| To do |
Copy all entries without alteration and skip the pictures they hold.

| Available data |
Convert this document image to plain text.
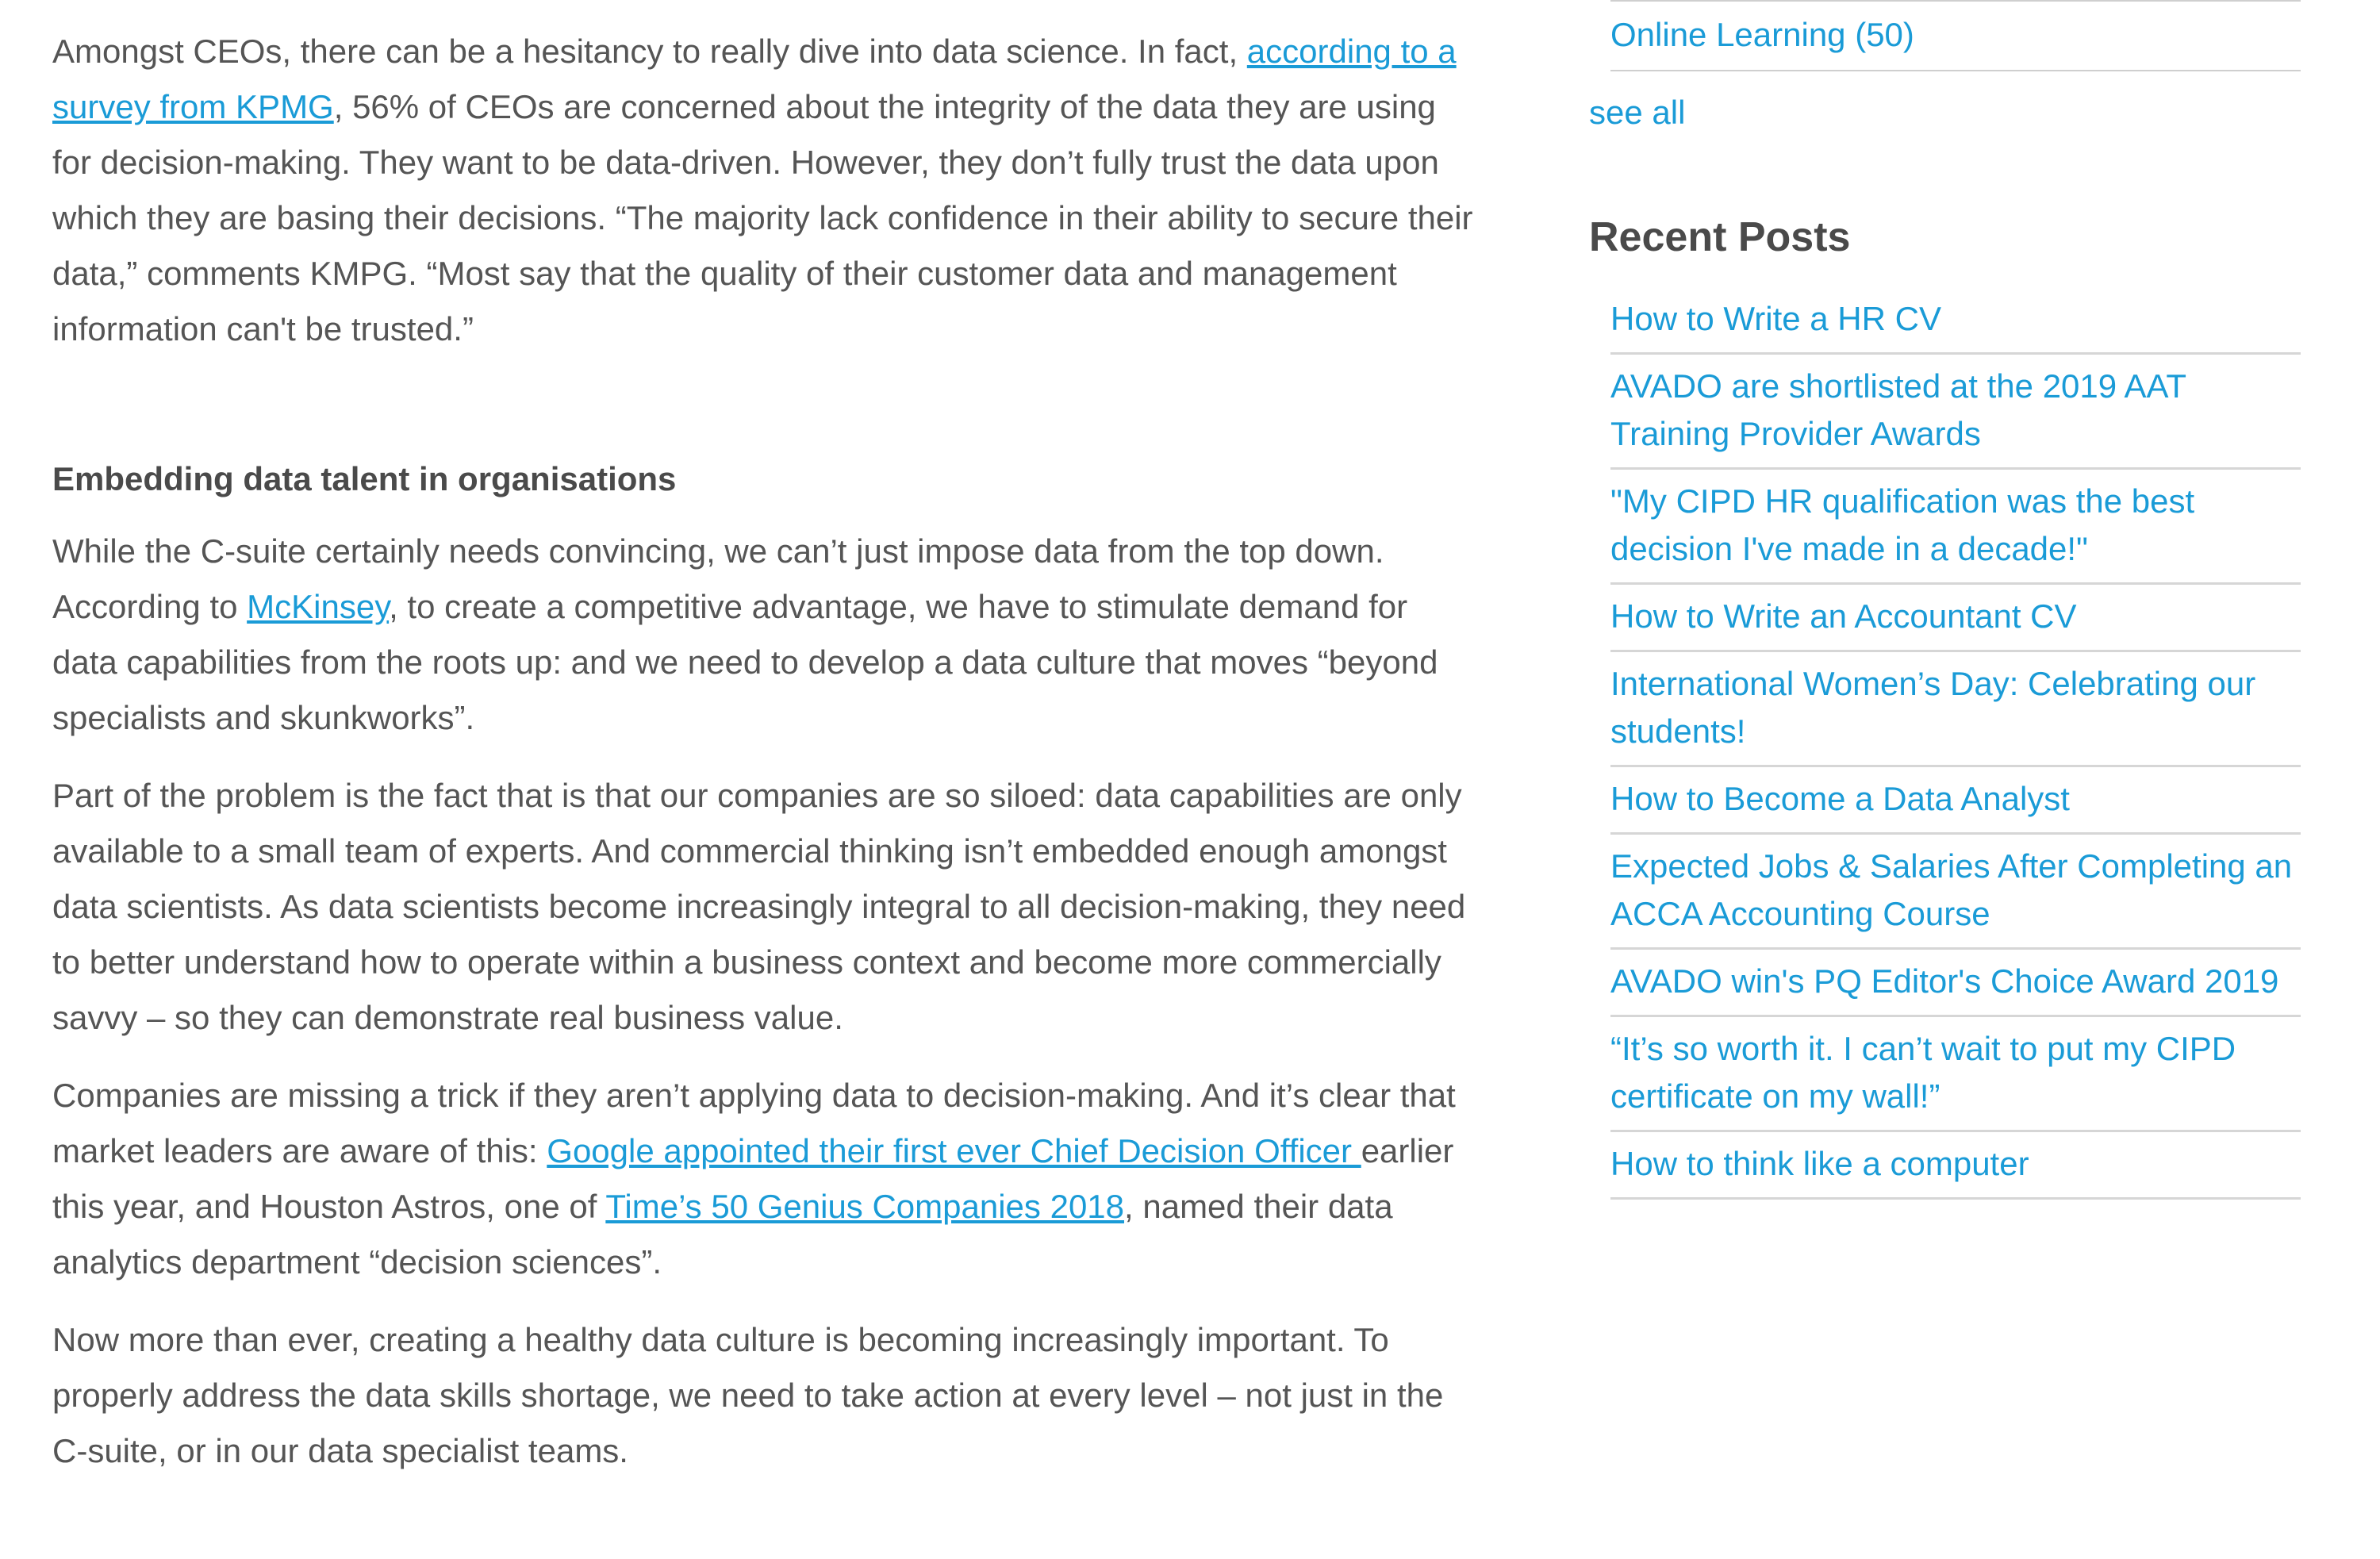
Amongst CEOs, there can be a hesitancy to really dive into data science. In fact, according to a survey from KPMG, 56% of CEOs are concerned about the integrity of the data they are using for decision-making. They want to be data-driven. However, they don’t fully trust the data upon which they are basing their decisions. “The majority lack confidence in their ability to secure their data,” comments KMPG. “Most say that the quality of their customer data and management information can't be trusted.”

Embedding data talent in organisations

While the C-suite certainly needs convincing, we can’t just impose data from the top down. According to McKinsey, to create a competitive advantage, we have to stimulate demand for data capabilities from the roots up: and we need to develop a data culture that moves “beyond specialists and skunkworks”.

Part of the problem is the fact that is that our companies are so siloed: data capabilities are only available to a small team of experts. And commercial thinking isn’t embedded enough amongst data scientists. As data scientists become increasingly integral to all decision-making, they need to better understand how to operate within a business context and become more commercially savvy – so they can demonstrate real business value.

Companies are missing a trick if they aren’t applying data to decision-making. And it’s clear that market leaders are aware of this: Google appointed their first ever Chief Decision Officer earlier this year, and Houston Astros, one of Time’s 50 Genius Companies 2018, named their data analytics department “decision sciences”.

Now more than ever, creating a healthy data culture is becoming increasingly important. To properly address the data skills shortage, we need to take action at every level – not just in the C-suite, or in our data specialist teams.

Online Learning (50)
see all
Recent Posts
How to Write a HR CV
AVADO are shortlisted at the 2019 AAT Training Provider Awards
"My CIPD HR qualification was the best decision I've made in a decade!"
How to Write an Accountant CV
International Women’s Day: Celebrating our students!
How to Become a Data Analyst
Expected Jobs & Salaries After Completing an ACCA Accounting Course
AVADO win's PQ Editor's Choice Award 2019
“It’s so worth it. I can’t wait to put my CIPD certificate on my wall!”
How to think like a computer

| Full answer |
Convert this document image to plain text.
Amongst CEOs, there can be a hesitancy to really dive into data science. In fact, according to a survey from KPMG, 56% of CEOs are concerned about the integrity of the data they are using for decision-making. They want to be data-driven. However, they don’t fully trust the data upon which they are basing their decisions. “The majority lack confidence in their ability to secure their data,” comments KMPG. “Most say that the quality of their customer data and management information can't be trusted.”

Embedding data talent in organisations

While the C-suite certainly needs convincing, we can’t just impose data from the top down. According to McKinsey, to create a competitive advantage, we have to stimulate demand for data capabilities from the roots up: and we need to develop a data culture that moves “beyond specialists and skunkworks”.

Part of the problem is the fact that is that our companies are so siloed: data capabilities are only available to a small team of experts. And commercial thinking isn’t embedded enough amongst data scientists. As data scientists become increasingly integral to all decision-making, they need to better understand how to operate within a business context and become more commercially savvy – so they can demonstrate real business value.

Companies are missing a trick if they aren’t applying data to decision-making. And it’s clear that market leaders are aware of this: Google appointed their first ever Chief Decision Officer earlier this year, and Houston Astros, one of Time’s 50 Genius Companies 2018, named their data analytics department “decision sciences”.

Now more than ever, creating a healthy data culture is becoming increasingly important. To properly address the data skills shortage, we need to take action at every level – not just in the C-suite, or in our data specialist teams.

Online Learning (50)
see all
Recent Posts
How to Write a HR CV
AVADO are shortlisted at the 2019 AAT Training Provider Awards
"My CIPD HR qualification was the best decision I've made in a decade!"
How to Write an Accountant CV
International Women’s Day: Celebrating our students!
How to Become a Data Analyst
Expected Jobs & Salaries After Completing an ACCA Accounting Course
AVADO win's PQ Editor's Choice Award 2019
“It’s so worth it. I can’t wait to put my CIPD certificate on my wall!”
How to think like a computer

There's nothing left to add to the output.